### Document extract
********************

Regarding the grandparent's point of joining characters, my favorite has always been 火雞 (fire chicken) for turkey.

[1] Why Chinese Is So Damn Hard http://www.pinyin.info/readings/texts/moser.html

> my favorite has always been 火雞 (fire chicken) for turkey.

Turkeys are not native to Asia so it had to be added late to the language, which is why it doesn't make much sense.

The problem with Chinese is that when you have a new thing like turkeys you have to either create a new character, which then people have to memorize forever, or you have to string together sort-of related ideas into a compound word that has only some tangential relation to its parts. When you have thousands of words that are only somewhat related to their parts, the parts lose their meaning and become not much more than a really large and complicated alphabet.

Chinese was over-engineered to work great for maybe a few thousand words, but the world keeps getting bigger and bigger and every new thing makes the Chinese language worse.

********************

### Given information
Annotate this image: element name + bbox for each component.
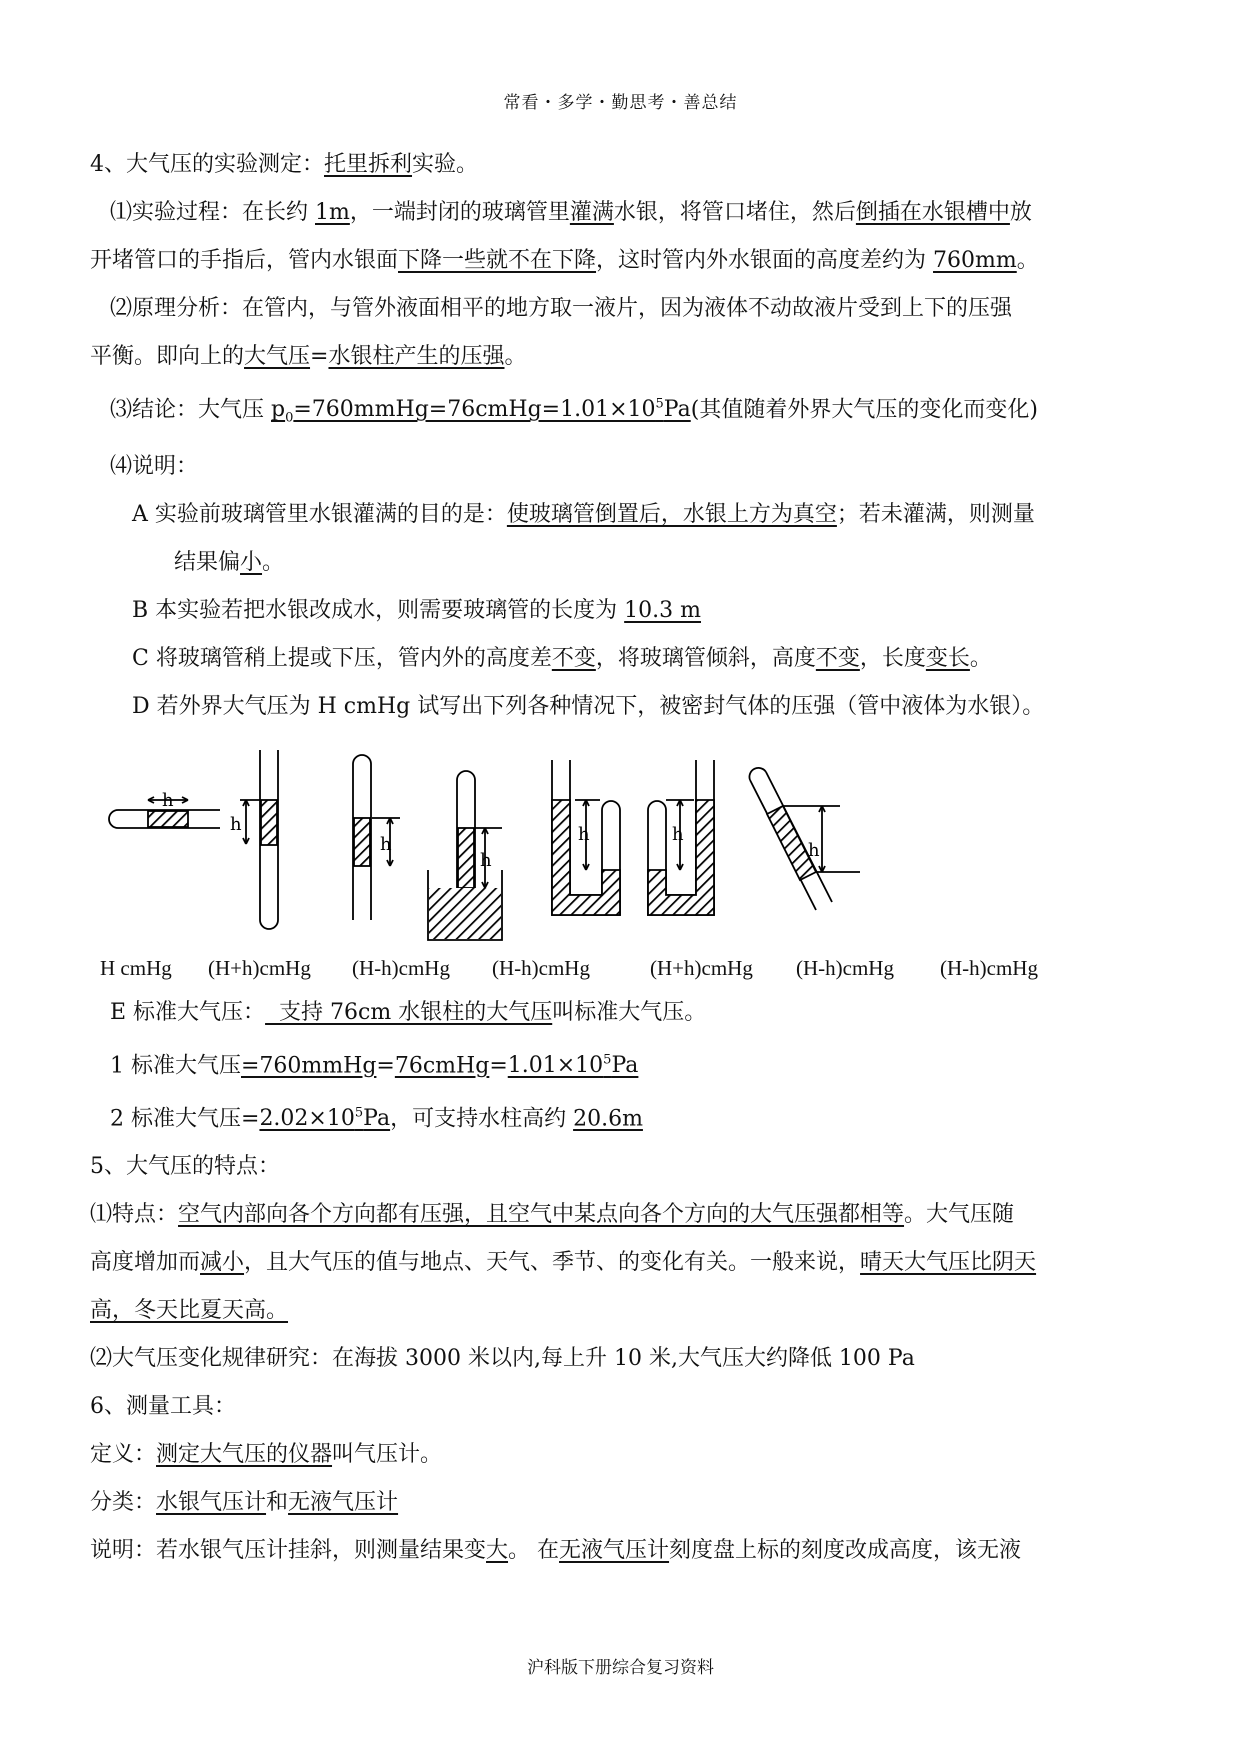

********************

### To do
1: In the forum thread on Chinese words, what is the literal meaning of 火雞?
2: List every sentence in the forum thread that contains the word "turkey" or "turkeys."
3: Reproduce everything in the forum thread from "Turkeys are not" down to "and complicated alphabet.".
The data is material apart from the forum thread.

### Task answers
1: Fire chicken.

2:
- Regarding the grandparent's point of joining characters, my favorite has always been 火雞 (fire chicken) for turkey.
- my favorite has always been 火雞 (fire chicken) for turkey.
- Turkeys are not native to Asia so it had to be added late to the language, which is why it doesn't make much sense.
- The problem with Chinese is that when you have a new thing like turkeys you have to either create a new character, which then people have to memorize forever, or you have to string together sort-of related ideas into a compound word that has only some tangential relation to its parts.

3:
Turkeys are not native to Asia so it had to be added late to the language, which is why it doesn't make much sense.

The problem with Chinese is that when you have a new thing like turkeys you have to either create a new character, which then people have to memorize forever, or you have to string together sort-of related ideas into a compound word that has only some tangential relation to its parts. When you have thousands of words that are only somewhat related to their parts, the parts lose their meaning and become not much more than a really large and complicated alphabet.